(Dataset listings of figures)
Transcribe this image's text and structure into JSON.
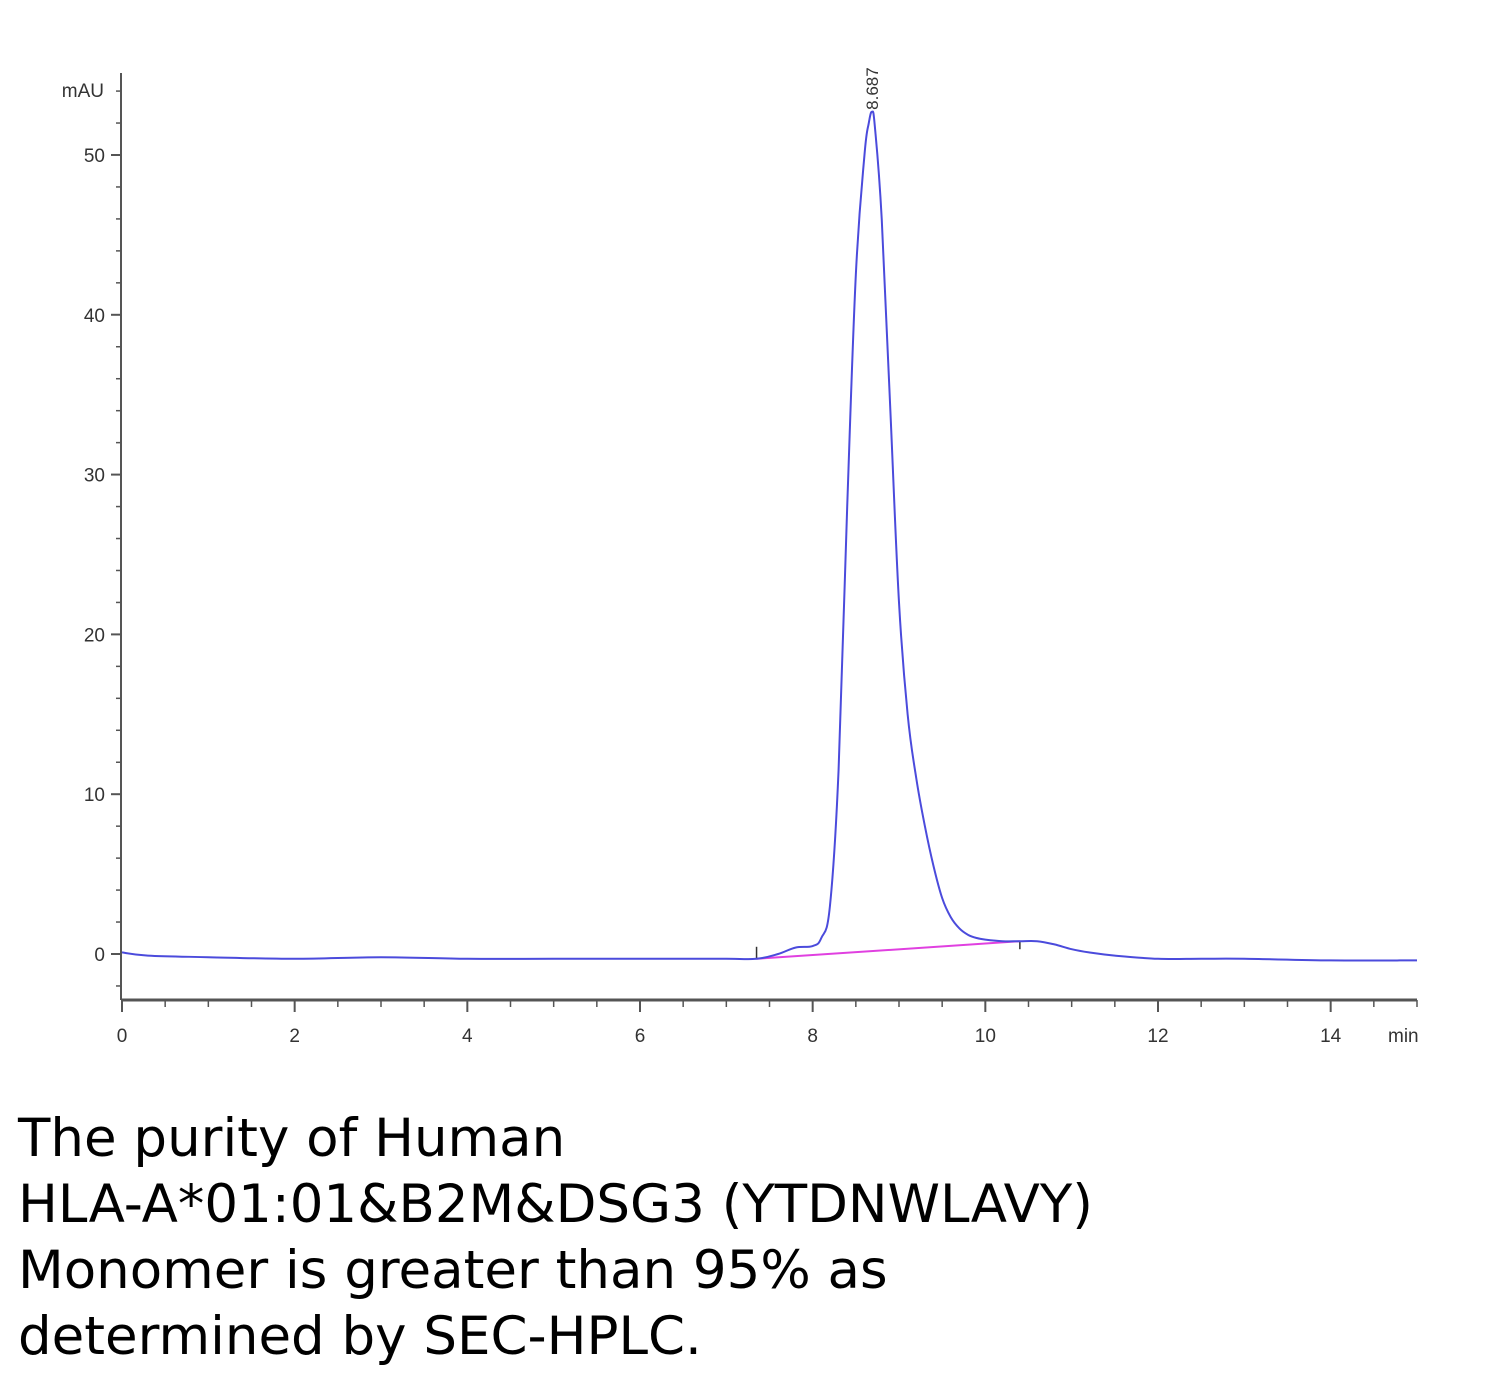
{
  "chart_data": {
    "type": "line",
    "title": "",
    "xlabel": "min",
    "ylabel": "mAU",
    "xlim": [
      0,
      15
    ],
    "ylim": [
      -3,
      55
    ],
    "x_ticks": [
      0,
      2,
      4,
      6,
      8,
      10,
      12,
      14
    ],
    "y_ticks": [
      0,
      10,
      20,
      30,
      40,
      50
    ],
    "x_tick_labels": [
      "0",
      "2",
      "4",
      "6",
      "8",
      "10",
      "12",
      "14"
    ],
    "y_tick_labels": [
      "0",
      "10",
      "20",
      "30",
      "40",
      "50"
    ],
    "series": [
      {
        "color": "#4b4bdc",
        "x": [
          0,
          0.3,
          1,
          2,
          3,
          4,
          5,
          6,
          7,
          7.35,
          7.6,
          7.8,
          8.0,
          8.1,
          8.2,
          8.3,
          8.4,
          8.5,
          8.6,
          8.65,
          8.687,
          8.72,
          8.8,
          8.9,
          9.0,
          9.1,
          9.2,
          9.3,
          9.4,
          9.5,
          9.6,
          9.7,
          9.8,
          9.9,
          10.0,
          10.2,
          10.4,
          10.6,
          10.8,
          11.0,
          11.2,
          11.5,
          12.0,
          12.5,
          13,
          14,
          15
        ],
        "y": [
          0.1,
          -0.1,
          -0.2,
          -0.3,
          -0.2,
          -0.3,
          -0.3,
          -0.3,
          -0.3,
          -0.3,
          0.0,
          0.4,
          0.5,
          1.0,
          3.0,
          11.5,
          28.0,
          42.5,
          50.0,
          52.0,
          52.7,
          51.8,
          46.0,
          34.0,
          22.0,
          15.0,
          11.0,
          8.0,
          5.5,
          3.5,
          2.3,
          1.6,
          1.2,
          1.0,
          0.9,
          0.8,
          0.8,
          0.8,
          0.6,
          0.3,
          0.1,
          -0.1,
          -0.3,
          -0.3,
          -0.3,
          -0.4,
          -0.4
        ]
      },
      {
        "color": "#e040e0",
        "x": [
          7.35,
          10.4
        ],
        "y": [
          -0.3,
          0.8
        ]
      }
    ],
    "annotations": [
      {
        "text": "8.687",
        "x": 8.687,
        "y": 52.7
      }
    ],
    "grid": false,
    "legend": "none"
  },
  "caption": {
    "lines": [
      "The purity of Human",
      "HLA-A*01:01&B2M&DSG3 (YTDNWLAVY)",
      "Monomer is greater than 95% as",
      "determined by SEC-HPLC."
    ]
  }
}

--- Aim ---
Copy each line of the data that contains the word "text".

--- Full solution ---
Transcribe this image's text and structure into JSON.
        "text": "8.687",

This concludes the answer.